* **Task description**
Repeat, exactly and in full, the lines of the listing below, but without any pictures.

* **Entries supplied**
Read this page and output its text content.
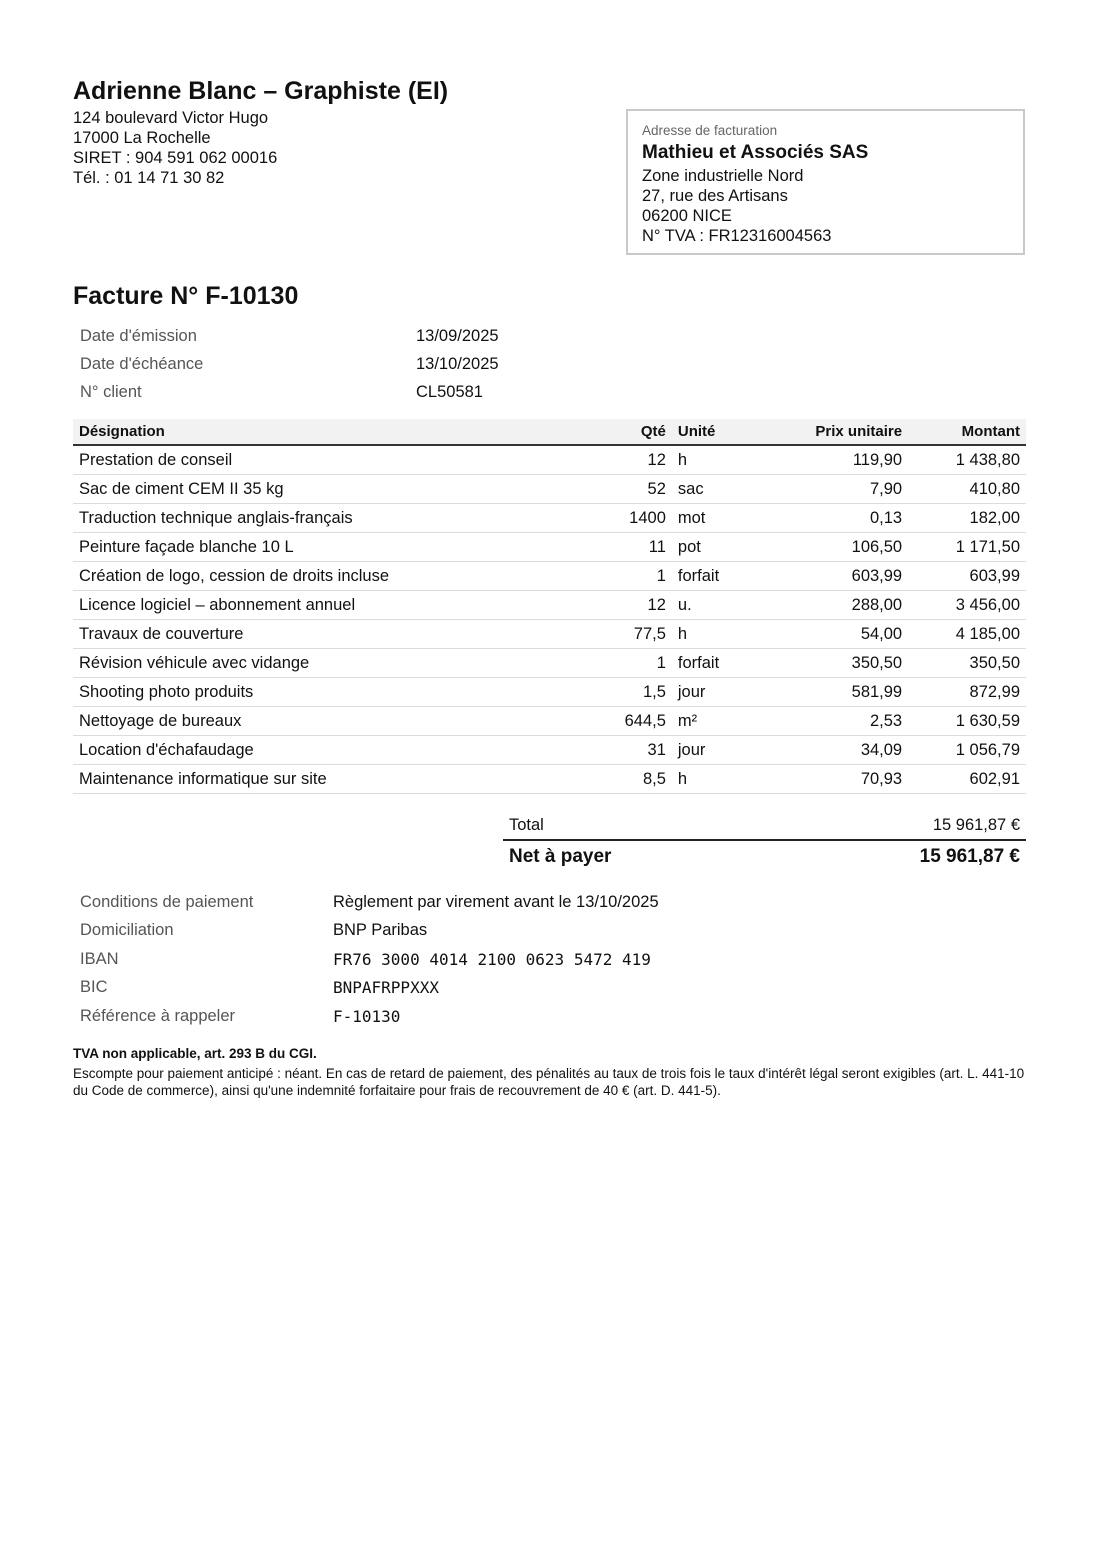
Adrienne Blanc – Graphiste (EI)
124 boulevard Victor Hugo
17000 La Rochelle
SIRET : 904 591 062 00016
Tél. : 01 14 71 30 82
Adresse de facturation
Mathieu et Associés SAS
Zone industrielle Nord
27, rue des Artisans
06200 NICE
N° TVA : FR12316004563
Facture N° F-10130
Date d'émission	13/09/2025
Date d'échéance	13/10/2025
N° client	CL50581
Désignation	Qté	Unité	Prix unitaire	Montant
Prestation de conseil	12	h	119,90	1 438,80
Sac de ciment CEM II 35 kg	52	sac	7,90	410,80
Traduction technique anglais-français	1400	mot	0,13	182,00
Peinture façade blanche 10 L	11	pot	106,50	1 171,50
Création de logo, cession de droits incluse	1	forfait	603,99	603,99
Licence logiciel – abonnement annuel	12	u.	288,00	3 456,00
Travaux de couverture	77,5	h	54,00	4 185,00
Révision véhicule avec vidange	1	forfait	350,50	350,50
Shooting photo produits	1,5	jour	581,99	872,99
Nettoyage de bureaux	644,5	m²	2,53	1 630,59
Location d'échafaudage	31	jour	34,09	1 056,79
Maintenance informatique sur site	8,5	h	70,93	602,91
Total	15 961,87 €
Net à payer	15 961,87 €
Conditions de paiement	Règlement par virement avant le 13/10/2025
Domiciliation	BNP Paribas
IBAN	FR76 3000 4014 2100 0623 5472 419
BIC	BNPAFRPPXXX
Référence à rappeler	F-10130
TVA non applicable, art. 293 B du CGI.
Escompte pour paiement anticipé : néant. En cas de retard de paiement, des pénalités au taux de trois fois le taux d'intérêt légal seront exigibles (art. L. 441-10 du Code de commerce), ainsi qu'une indemnité forfaitaire pour frais de recouvrement de 40 € (art. D. 441-5).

* **Answer to the task**
Read this page and output its text content.
Adrienne Blanc – Graphiste (EI)
124 boulevard Victor Hugo
17000 La Rochelle
SIRET : 904 591 062 00016
Tél. : 01 14 71 30 82
Adresse de facturation
Mathieu et Associés SAS
Zone industrielle Nord
27, rue des Artisans
06200 NICE
N° TVA : FR12316004563
Facture N° F-10130
Date d'émission	13/09/2025
Date d'échéance	13/10/2025
N° client	CL50581
Désignation	Qté	Unité	Prix unitaire	Montant
Prestation de conseil	12	h	119,90	1 438,80
Sac de ciment CEM II 35 kg	52	sac	7,90	410,80
Traduction technique anglais-français	1400	mot	0,13	182,00
Peinture façade blanche 10 L	11	pot	106,50	1 171,50
Création de logo, cession de droits incluse	1	forfait	603,99	603,99
Licence logiciel – abonnement annuel	12	u.	288,00	3 456,00
Travaux de couverture	77,5	h	54,00	4 185,00
Révision véhicule avec vidange	1	forfait	350,50	350,50
Shooting photo produits	1,5	jour	581,99	872,99
Nettoyage de bureaux	644,5	m²	2,53	1 630,59
Location d'échafaudage	31	jour	34,09	1 056,79
Maintenance informatique sur site	8,5	h	70,93	602,91
Total	15 961,87 €
Net à payer	15 961,87 €
Conditions de paiement	Règlement par virement avant le 13/10/2025
Domiciliation	BNP Paribas
IBAN	FR76 3000 4014 2100 0623 5472 419
BIC	BNPAFRPPXXX
Référence à rappeler	F-10130
TVA non applicable, art. 293 B du CGI.
Escompte pour paiement anticipé : néant. En cas de retard de paiement, des pénalités au taux de trois fois le taux d'intérêt légal seront exigibles (art. L. 441-10 du Code de commerce), ainsi qu'une indemnité forfaitaire pour frais de recouvrement de 40 € (art. D. 441-5).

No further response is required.